## [Aim of the exercise]
In your copy, leave out the pictures and repeat the entries below exactly.

## [Raw records]
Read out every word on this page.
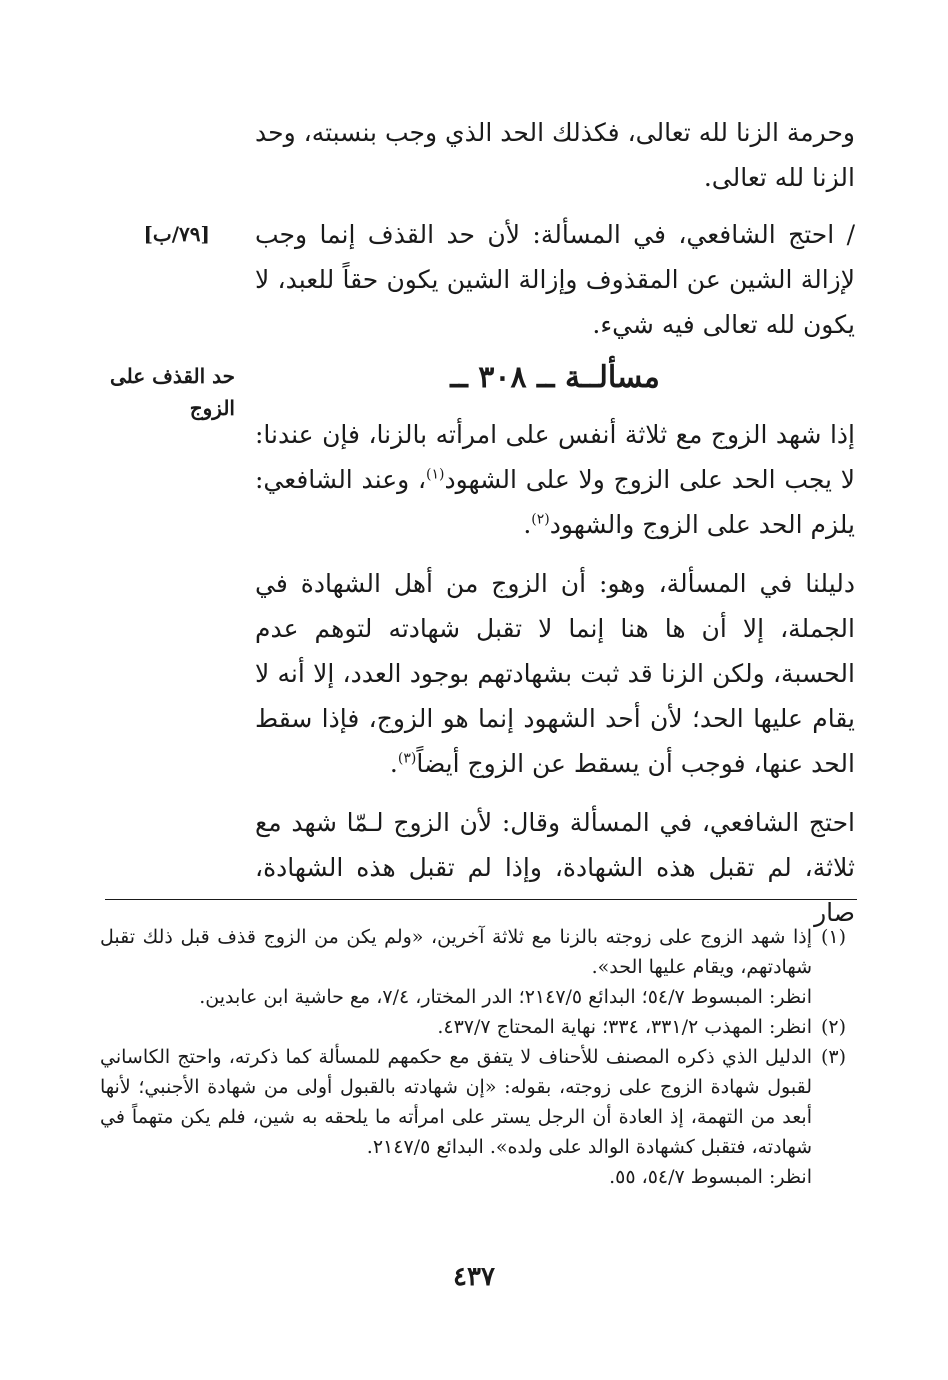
وحرمة الزنا لله تعالى، فكذلك الحد الذي وجب بنسبته، وحد الزنا لله تعالى.

/ احتج الشافعي، في المسألة: لأن حد القذف إنما وجب لإزالة الشين عن المقذوف وإزالة الشين يكون حقاً للعبد، لا يكون لله تعالى فيه شيء.

[٧٩/ب]
حد القذف على الزوج
مسألــة ــ ٣٠٨ ــ

إذا شهد الزوج مع ثلاثة أنفس على امرأته بالزنا، فإن عندنا: لا يجب الحد على الزوج ولا على الشهود$^{(١)}$، وعند الشافعي: يلزم الحد على الزوج والشهود$^{(٢)}$.

دليلنا في المسألة، وهو: أن الزوج من أهل الشهادة في الجملة، إلا أن ها هنا إنما لا تقبل شهادته لتوهم عدم الحسبة، ولكن الزنا قد ثبت بشهادتهم بوجود العدد، إلا أنه لا يقام عليها الحد؛ لأن أحد الشهود إنما هو الزوج، فإذا سقط الحد عنها، فوجب أن يسقط عن الزوج أيضاً$^{(٣)}$.

احتج الشافعي، في المسألة وقال: لأن الزوج لـمّا شهد مع ثلاثة، لم تقبل هذه الشهادة، وإذا لم تقبل هذه الشهادة، صار

(١)
إذا شهد الزوج على زوجته بالزنا مع ثلاثة آخرين، «ولم يكن من الزوج قذف قبل ذلك تقبل شهادتهم، ويقام عليها الحد».
انظر: المبسوط ٥٤/٧؛ البدائع ٢١٤٧/٥؛ الدر المختار، ٧/٤، مع حاشية ابن عابدين.
(٢)
انظر: المهذب ٣٣١/٢، ٣٣٤؛ نهاية المحتاج ٤٣٧/٧.
(٣)
الدليل الذي ذكره المصنف للأحناف لا يتفق مع حكمهم للمسألة كما ذكرته، واحتج الكاساني لقبول شهادة الزوج على زوجته، بقوله: «إن شهادته بالقبول أولى من شهادة الأجنبي؛ لأنها أبعد من التهمة، إذ العادة أن الرجل يستر على امرأته ما يلحقه به شين، فلم يكن متهماً في شهادته، فتقبل كشهادة الوالد على ولده». البدائع ٢١٤٧/٥.
انظر: المبسوط ٥٤/٧، ٥٥.
٤٣٧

## [Complete output]
Read out every word on this page.
وحرمة الزنا لله تعالى، فكذلك الحد الذي وجب بنسبته، وحد الزنا لله تعالى.

/ احتج الشافعي، في المسألة: لأن حد القذف إنما وجب لإزالة الشين عن المقذوف وإزالة الشين يكون حقاً للعبد، لا يكون لله تعالى فيه شيء.

[٧٩/ب]
حد القذف على الزوج
مسألــة ــ ٣٠٨ ــ

إذا شهد الزوج مع ثلاثة أنفس على امرأته بالزنا، فإن عندنا: لا يجب الحد على الزوج ولا على الشهود$^{(١)}$، وعند الشافعي: يلزم الحد على الزوج والشهود$^{(٢)}$.

دليلنا في المسألة، وهو: أن الزوج من أهل الشهادة في الجملة، إلا أن ها هنا إنما لا تقبل شهادته لتوهم عدم الحسبة، ولكن الزنا قد ثبت بشهادتهم بوجود العدد، إلا أنه لا يقام عليها الحد؛ لأن أحد الشهود إنما هو الزوج، فإذا سقط الحد عنها، فوجب أن يسقط عن الزوج أيضاً$^{(٣)}$.

احتج الشافعي، في المسألة وقال: لأن الزوج لـمّا شهد مع ثلاثة، لم تقبل هذه الشهادة، وإذا لم تقبل هذه الشهادة، صار

(١)
إذا شهد الزوج على زوجته بالزنا مع ثلاثة آخرين، «ولم يكن من الزوج قذف قبل ذلك تقبل شهادتهم، ويقام عليها الحد».
انظر: المبسوط ٥٤/٧؛ البدائع ٢١٤٧/٥؛ الدر المختار، ٧/٤، مع حاشية ابن عابدين.
(٢)
انظر: المهذب ٣٣١/٢، ٣٣٤؛ نهاية المحتاج ٤٣٧/٧.
(٣)
الدليل الذي ذكره المصنف للأحناف لا يتفق مع حكمهم للمسألة كما ذكرته، واحتج الكاساني لقبول شهادة الزوج على زوجته، بقوله: «إن شهادته بالقبول أولى من شهادة الأجنبي؛ لأنها أبعد من التهمة، إذ العادة أن الرجل يستر على امرأته ما يلحقه به شين، فلم يكن متهماً في شهادته، فتقبل كشهادة الوالد على ولده». البدائع ٢١٤٧/٥.
انظر: المبسوط ٥٤/٧، ٥٥.
٤٣٧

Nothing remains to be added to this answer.